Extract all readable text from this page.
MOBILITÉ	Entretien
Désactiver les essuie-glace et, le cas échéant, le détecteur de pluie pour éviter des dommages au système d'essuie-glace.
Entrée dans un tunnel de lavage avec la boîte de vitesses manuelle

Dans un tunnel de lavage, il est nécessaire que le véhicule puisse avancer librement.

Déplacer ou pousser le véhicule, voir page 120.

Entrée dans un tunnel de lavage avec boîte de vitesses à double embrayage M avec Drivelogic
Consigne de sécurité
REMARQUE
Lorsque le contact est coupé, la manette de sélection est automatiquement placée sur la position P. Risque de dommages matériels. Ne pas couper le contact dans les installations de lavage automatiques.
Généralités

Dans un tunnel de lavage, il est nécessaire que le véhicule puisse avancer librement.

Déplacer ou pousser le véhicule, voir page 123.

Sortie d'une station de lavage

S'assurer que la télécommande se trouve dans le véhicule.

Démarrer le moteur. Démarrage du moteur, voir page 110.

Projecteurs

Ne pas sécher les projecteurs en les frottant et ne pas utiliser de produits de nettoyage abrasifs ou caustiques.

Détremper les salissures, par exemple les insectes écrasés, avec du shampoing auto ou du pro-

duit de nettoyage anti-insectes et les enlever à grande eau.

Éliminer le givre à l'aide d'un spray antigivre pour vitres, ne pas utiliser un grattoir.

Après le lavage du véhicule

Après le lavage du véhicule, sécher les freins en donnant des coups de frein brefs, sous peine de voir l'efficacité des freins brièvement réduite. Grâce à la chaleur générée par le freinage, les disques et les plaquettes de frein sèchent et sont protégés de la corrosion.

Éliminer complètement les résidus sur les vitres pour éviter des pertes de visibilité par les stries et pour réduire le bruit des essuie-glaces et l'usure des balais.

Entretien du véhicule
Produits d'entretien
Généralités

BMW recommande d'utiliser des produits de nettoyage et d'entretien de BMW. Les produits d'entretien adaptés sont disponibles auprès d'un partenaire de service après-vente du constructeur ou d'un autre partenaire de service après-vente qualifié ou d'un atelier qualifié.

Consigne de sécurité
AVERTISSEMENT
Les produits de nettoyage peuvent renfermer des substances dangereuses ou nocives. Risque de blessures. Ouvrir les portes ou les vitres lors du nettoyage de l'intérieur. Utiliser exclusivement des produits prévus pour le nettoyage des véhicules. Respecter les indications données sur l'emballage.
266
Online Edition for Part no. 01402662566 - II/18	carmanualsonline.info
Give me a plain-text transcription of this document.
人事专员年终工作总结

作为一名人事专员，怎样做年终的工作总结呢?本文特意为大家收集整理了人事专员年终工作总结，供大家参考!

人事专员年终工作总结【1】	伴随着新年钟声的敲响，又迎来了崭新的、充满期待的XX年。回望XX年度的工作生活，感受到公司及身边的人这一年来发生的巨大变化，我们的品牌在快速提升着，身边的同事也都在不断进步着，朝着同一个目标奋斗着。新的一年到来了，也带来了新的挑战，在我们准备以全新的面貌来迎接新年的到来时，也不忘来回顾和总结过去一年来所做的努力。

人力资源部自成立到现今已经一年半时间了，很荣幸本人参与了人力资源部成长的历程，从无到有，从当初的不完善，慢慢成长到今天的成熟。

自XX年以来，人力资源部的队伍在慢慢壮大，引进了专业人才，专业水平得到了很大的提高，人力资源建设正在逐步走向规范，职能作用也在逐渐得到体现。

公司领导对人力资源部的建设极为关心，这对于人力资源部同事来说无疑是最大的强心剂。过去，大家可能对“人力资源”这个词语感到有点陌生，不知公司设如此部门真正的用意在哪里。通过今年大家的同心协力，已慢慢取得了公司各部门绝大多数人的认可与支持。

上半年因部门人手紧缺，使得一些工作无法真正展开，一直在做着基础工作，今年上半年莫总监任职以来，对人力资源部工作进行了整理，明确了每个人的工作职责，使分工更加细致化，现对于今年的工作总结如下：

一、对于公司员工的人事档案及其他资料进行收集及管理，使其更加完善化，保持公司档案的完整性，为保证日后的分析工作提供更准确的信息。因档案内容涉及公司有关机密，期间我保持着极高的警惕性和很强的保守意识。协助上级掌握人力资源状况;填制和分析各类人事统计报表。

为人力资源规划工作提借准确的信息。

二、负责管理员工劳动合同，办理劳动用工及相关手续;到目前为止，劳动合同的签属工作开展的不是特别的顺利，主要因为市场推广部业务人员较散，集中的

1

[Job]:
All the data must be duplicated exactly, with nothing added or removed.

[Solution for this task]:
Extract all readable text from this page.
MOBILITÉ	Entretien
Désactiver les essuie-glace et, le cas échéant, le détecteur de pluie pour éviter des dommages au système d'essuie-glace.
Entrée dans un tunnel de lavage avec la boîte de vitesses manuelle

Dans un tunnel de lavage, il est nécessaire que le véhicule puisse avancer librement.

Déplacer ou pousser le véhicule, voir page 120.

Entrée dans un tunnel de lavage avec boîte de vitesses à double embrayage M avec Drivelogic
Consigne de sécurité
REMARQUE
Lorsque le contact est coupé, la manette de sélection est automatiquement placée sur la position P. Risque de dommages matériels. Ne pas couper le contact dans les installations de lavage automatiques.
Généralités

Dans un tunnel de lavage, il est nécessaire que le véhicule puisse avancer librement.

Déplacer ou pousser le véhicule, voir page 123.

Sortie d'une station de lavage

S'assurer que la télécommande se trouve dans le véhicule.

Démarrer le moteur. Démarrage du moteur, voir page 110.

Projecteurs

Ne pas sécher les projecteurs en les frottant et ne pas utiliser de produits de nettoyage abrasifs ou caustiques.

Détremper les salissures, par exemple les insectes écrasés, avec du shampoing auto ou du pro-

duit de nettoyage anti-insectes et les enlever à grande eau.

Éliminer le givre à l'aide d'un spray antigivre pour vitres, ne pas utiliser un grattoir.

Après le lavage du véhicule

Après le lavage du véhicule, sécher les freins en donnant des coups de frein brefs, sous peine de voir l'efficacité des freins brièvement réduite. Grâce à la chaleur générée par le freinage, les disques et les plaquettes de frein sèchent et sont protégés de la corrosion.

Éliminer complètement les résidus sur les vitres pour éviter des pertes de visibilité par les stries et pour réduire le bruit des essuie-glaces et l'usure des balais.

Entretien du véhicule
Produits d'entretien
Généralités

BMW recommande d'utiliser des produits de nettoyage et d'entretien de BMW. Les produits d'entretien adaptés sont disponibles auprès d'un partenaire de service après-vente du constructeur ou d'un autre partenaire de service après-vente qualifié ou d'un atelier qualifié.

Consigne de sécurité
AVERTISSEMENT
Les produits de nettoyage peuvent renfermer des substances dangereuses ou nocives. Risque de blessures. Ouvrir les portes ou les vitres lors du nettoyage de l'intérieur. Utiliser exclusivement des produits prévus pour le nettoyage des véhicules. Respecter les indications données sur l'emballage.
266
Online Edition for Part no. 01402662566 - II/18	carmanualsonline.info
Give me a plain-text transcription of this document.
人事专员年终工作总结

作为一名人事专员，怎样做年终的工作总结呢?本文特意为大家收集整理了人事专员年终工作总结，供大家参考!

人事专员年终工作总结【1】	伴随着新年钟声的敲响，又迎来了崭新的、充满期待的XX年。回望XX年度的工作生活，感受到公司及身边的人这一年来发生的巨大变化，我们的品牌在快速提升着，身边的同事也都在不断进步着，朝着同一个目标奋斗着。新的一年到来了，也带来了新的挑战，在我们准备以全新的面貌来迎接新年的到来时，也不忘来回顾和总结过去一年来所做的努力。

人力资源部自成立到现今已经一年半时间了，很荣幸本人参与了人力资源部成长的历程，从无到有，从当初的不完善，慢慢成长到今天的成熟。

自XX年以来，人力资源部的队伍在慢慢壮大，引进了专业人才，专业水平得到了很大的提高，人力资源建设正在逐步走向规范，职能作用也在逐渐得到体现。

公司领导对人力资源部的建设极为关心，这对于人力资源部同事来说无疑是最大的强心剂。过去，大家可能对“人力资源”这个词语感到有点陌生，不知公司设如此部门真正的用意在哪里。通过今年大家的同心协力，已慢慢取得了公司各部门绝大多数人的认可与支持。

上半年因部门人手紧缺，使得一些工作无法真正展开，一直在做着基础工作，今年上半年莫总监任职以来，对人力资源部工作进行了整理，明确了每个人的工作职责，使分工更加细致化，现对于今年的工作总结如下：

一、对于公司员工的人事档案及其他资料进行收集及管理，使其更加完善化，保持公司档案的完整性，为保证日后的分析工作提供更准确的信息。因档案内容涉及公司有关机密，期间我保持着极高的警惕性和很强的保守意识。协助上级掌握人力资源状况;填制和分析各类人事统计报表。

为人力资源规划工作提借准确的信息。

二、负责管理员工劳动合同，办理劳动用工及相关手续;到目前为止，劳动合同的签属工作开展的不是特别的顺利，主要因为市场推广部业务人员较散，集中的

1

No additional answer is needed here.